[PROBLEM REQUIREMENTS]
Reproduce the full listing below unchanged, apart from the pictures.

[LISTED RECORDS]
** begin **
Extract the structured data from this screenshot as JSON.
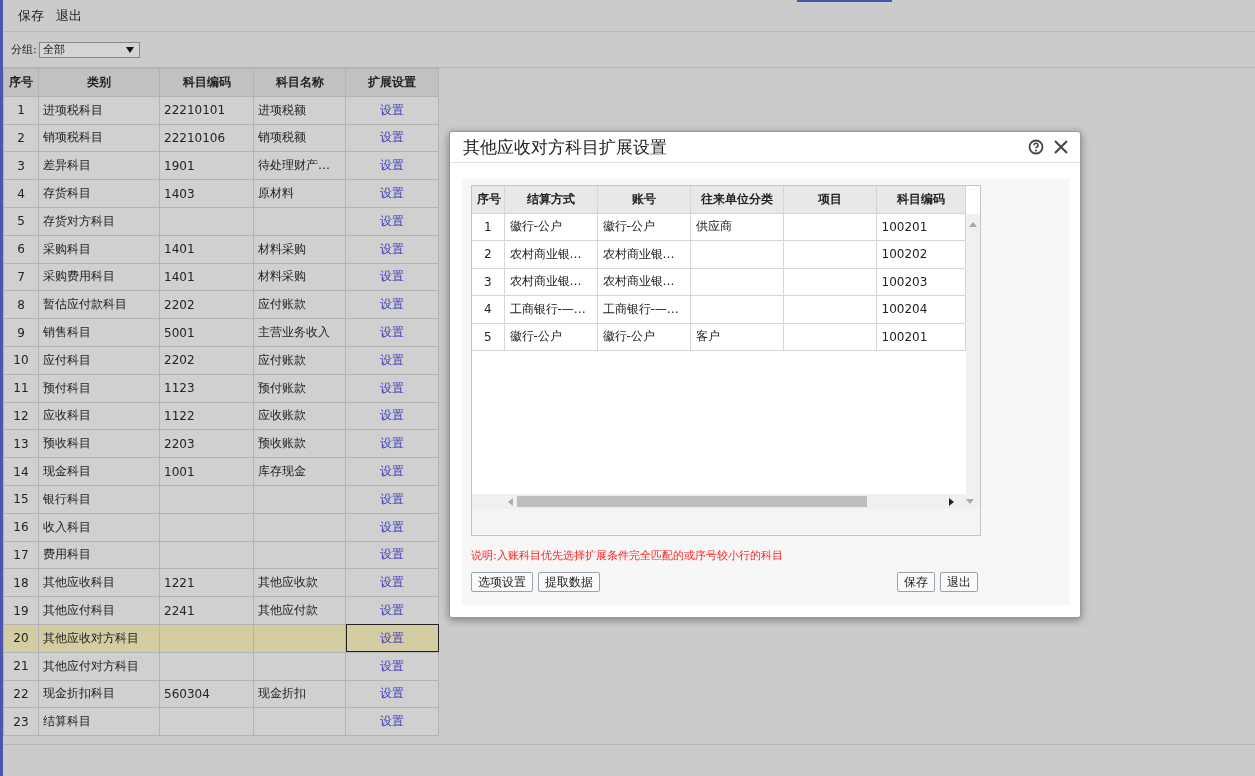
{
  "toolbar": [
    "保存",
    "退出"
  ],
  "filter": {
    "label": "分组:",
    "value": "全部"
  },
  "table": {
    "columns": [
      "序号",
      "类别",
      "科目编码",
      "科目名称",
      "扩展设置"
    ],
    "rows": [
      {
        "no": "1",
        "category": "进项税科目",
        "code": "22210101",
        "name": "进项税额",
        "action": "设置",
        "selected": false
      },
      {
        "no": "2",
        "category": "销项税科目",
        "code": "22210106",
        "name": "销项税额",
        "action": "设置",
        "selected": false
      },
      {
        "no": "3",
        "category": "差异科目",
        "code": "1901",
        "name": "待处理财产…",
        "action": "设置",
        "selected": false
      },
      {
        "no": "4",
        "category": "存货科目",
        "code": "1403",
        "name": "原材料",
        "action": "设置",
        "selected": false
      },
      {
        "no": "5",
        "category": "存货对方科目",
        "code": "",
        "name": "",
        "action": "设置",
        "selected": false
      },
      {
        "no": "6",
        "category": "采购科目",
        "code": "1401",
        "name": "材料采购",
        "action": "设置",
        "selected": false
      },
      {
        "no": "7",
        "category": "采购费用科目",
        "code": "1401",
        "name": "材料采购",
        "action": "设置",
        "selected": false
      },
      {
        "no": "8",
        "category": "暂估应付款科目",
        "code": "2202",
        "name": "应付账款",
        "action": "设置",
        "selected": false
      },
      {
        "no": "9",
        "category": "销售科目",
        "code": "5001",
        "name": "主营业务收入",
        "action": "设置",
        "selected": false
      },
      {
        "no": "10",
        "category": "应付科目",
        "code": "2202",
        "name": "应付账款",
        "action": "设置",
        "selected": false
      },
      {
        "no": "11",
        "category": "预付科目",
        "code": "1123",
        "name": "预付账款",
        "action": "设置",
        "selected": false
      },
      {
        "no": "12",
        "category": "应收科目",
        "code": "1122",
        "name": "应收账款",
        "action": "设置",
        "selected": false
      },
      {
        "no": "13",
        "category": "预收科目",
        "code": "2203",
        "name": "预收账款",
        "action": "设置",
        "selected": false
      },
      {
        "no": "14",
        "category": "现金科目",
        "code": "1001",
        "name": "库存现金",
        "action": "设置",
        "selected": false
      },
      {
        "no": "15",
        "category": "银行科目",
        "code": "",
        "name": "",
        "action": "设置",
        "selected": false
      },
      {
        "no": "16",
        "category": "收入科目",
        "code": "",
        "name": "",
        "action": "设置",
        "selected": false
      },
      {
        "no": "17",
        "category": "费用科目",
        "code": "",
        "name": "",
        "action": "设置",
        "selected": false
      },
      {
        "no": "18",
        "category": "其他应收科目",
        "code": "1221",
        "name": "其他应收款",
        "action": "设置",
        "selected": false
      },
      {
        "no": "19",
        "category": "其他应付科目",
        "code": "2241",
        "name": "其他应付款",
        "action": "设置",
        "selected": false
      },
      {
        "no": "20",
        "category": "其他应收对方科目",
        "code": "",
        "name": "",
        "action": "设置",
        "selected": true
      },
      {
        "no": "21",
        "category": "其他应付对方科目",
        "code": "",
        "name": "",
        "action": "设置",
        "selected": false
      },
      {
        "no": "22",
        "category": "现金折扣科目",
        "code": "560304",
        "name": "现金折扣",
        "action": "设置",
        "selected": false
      },
      {
        "no": "23",
        "category": "结算科目",
        "code": "",
        "name": "",
        "action": "设置",
        "selected": false
      }
    ]
  },
  "dialog": {
    "title": "其他应收对方科目扩展设置",
    "columns": [
      "序号",
      "结算方式",
      "账号",
      "往来单位分类",
      "项目",
      "科目编码"
    ],
    "rows": [
      [
        "1",
        "徽行-公户",
        "徽行-公户",
        "供应商",
        "",
        "100201"
      ],
      [
        "2",
        "农村商业银…",
        "农村商业银…",
        "",
        "",
        "100202"
      ],
      [
        "3",
        "农村商业银…",
        "农村商业银…",
        "",
        "",
        "100203"
      ],
      [
        "4",
        "工商银行-—…",
        "工商银行-—…",
        "",
        "",
        "100204"
      ],
      [
        "5",
        "徽行-公户",
        "徽行-公户",
        "客户",
        "",
        "100201"
      ]
    ],
    "note": "说明:入账科目优先选择扩展条件完全匹配的或序号较小行的科目",
    "left_buttons": [
      "选项设置",
      "提取数据"
    ],
    "right_buttons": [
      "保存",
      "退出"
    ]
  }
}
** end **
[SOLVED PROBLEM]
Extract the structured data from this screenshot as JSON.
{
  "toolbar": [
    "保存",
    "退出"
  ],
  "filter": {
    "label": "分组:",
    "value": "全部"
  },
  "table": {
    "columns": [
      "序号",
      "类别",
      "科目编码",
      "科目名称",
      "扩展设置"
    ],
    "rows": [
      {
        "no": "1",
        "category": "进项税科目",
        "code": "22210101",
        "name": "进项税额",
        "action": "设置",
        "selected": false
      },
      {
        "no": "2",
        "category": "销项税科目",
        "code": "22210106",
        "name": "销项税额",
        "action": "设置",
        "selected": false
      },
      {
        "no": "3",
        "category": "差异科目",
        "code": "1901",
        "name": "待处理财产…",
        "action": "设置",
        "selected": false
      },
      {
        "no": "4",
        "category": "存货科目",
        "code": "1403",
        "name": "原材料",
        "action": "设置",
        "selected": false
      },
      {
        "no": "5",
        "category": "存货对方科目",
        "code": "",
        "name": "",
        "action": "设置",
        "selected": false
      },
      {
        "no": "6",
        "category": "采购科目",
        "code": "1401",
        "name": "材料采购",
        "action": "设置",
        "selected": false
      },
      {
        "no": "7",
        "category": "采购费用科目",
        "code": "1401",
        "name": "材料采购",
        "action": "设置",
        "selected": false
      },
      {
        "no": "8",
        "category": "暂估应付款科目",
        "code": "2202",
        "name": "应付账款",
        "action": "设置",
        "selected": false
      },
      {
        "no": "9",
        "category": "销售科目",
        "code": "5001",
        "name": "主营业务收入",
        "action": "设置",
        "selected": false
      },
      {
        "no": "10",
        "category": "应付科目",
        "code": "2202",
        "name": "应付账款",
        "action": "设置",
        "selected": false
      },
      {
        "no": "11",
        "category": "预付科目",
        "code": "1123",
        "name": "预付账款",
        "action": "设置",
        "selected": false
      },
      {
        "no": "12",
        "category": "应收科目",
        "code": "1122",
        "name": "应收账款",
        "action": "设置",
        "selected": false
      },
      {
        "no": "13",
        "category": "预收科目",
        "code": "2203",
        "name": "预收账款",
        "action": "设置",
        "selected": false
      },
      {
        "no": "14",
        "category": "现金科目",
        "code": "1001",
        "name": "库存现金",
        "action": "设置",
        "selected": false
      },
      {
        "no": "15",
        "category": "银行科目",
        "code": "",
        "name": "",
        "action": "设置",
        "selected": false
      },
      {
        "no": "16",
        "category": "收入科目",
        "code": "",
        "name": "",
        "action": "设置",
        "selected": false
      },
      {
        "no": "17",
        "category": "费用科目",
        "code": "",
        "name": "",
        "action": "设置",
        "selected": false
      },
      {
        "no": "18",
        "category": "其他应收科目",
        "code": "1221",
        "name": "其他应收款",
        "action": "设置",
        "selected": false
      },
      {
        "no": "19",
        "category": "其他应付科目",
        "code": "2241",
        "name": "其他应付款",
        "action": "设置",
        "selected": false
      },
      {
        "no": "20",
        "category": "其他应收对方科目",
        "code": "",
        "name": "",
        "action": "设置",
        "selected": true
      },
      {
        "no": "21",
        "category": "其他应付对方科目",
        "code": "",
        "name": "",
        "action": "设置",
        "selected": false
      },
      {
        "no": "22",
        "category": "现金折扣科目",
        "code": "560304",
        "name": "现金折扣",
        "action": "设置",
        "selected": false
      },
      {
        "no": "23",
        "category": "结算科目",
        "code": "",
        "name": "",
        "action": "设置",
        "selected": false
      }
    ]
  },
  "dialog": {
    "title": "其他应收对方科目扩展设置",
    "columns": [
      "序号",
      "结算方式",
      "账号",
      "往来单位分类",
      "项目",
      "科目编码"
    ],
    "rows": [
      [
        "1",
        "徽行-公户",
        "徽行-公户",
        "供应商",
        "",
        "100201"
      ],
      [
        "2",
        "农村商业银…",
        "农村商业银…",
        "",
        "",
        "100202"
      ],
      [
        "3",
        "农村商业银…",
        "农村商业银…",
        "",
        "",
        "100203"
      ],
      [
        "4",
        "工商银行-—…",
        "工商银行-—…",
        "",
        "",
        "100204"
      ],
      [
        "5",
        "徽行-公户",
        "徽行-公户",
        "客户",
        "",
        "100201"
      ]
    ],
    "note": "说明:入账科目优先选择扩展条件完全匹配的或序号较小行的科目",
    "left_buttons": [
      "选项设置",
      "提取数据"
    ],
    "right_buttons": [
      "保存",
      "退出"
    ]
  }
}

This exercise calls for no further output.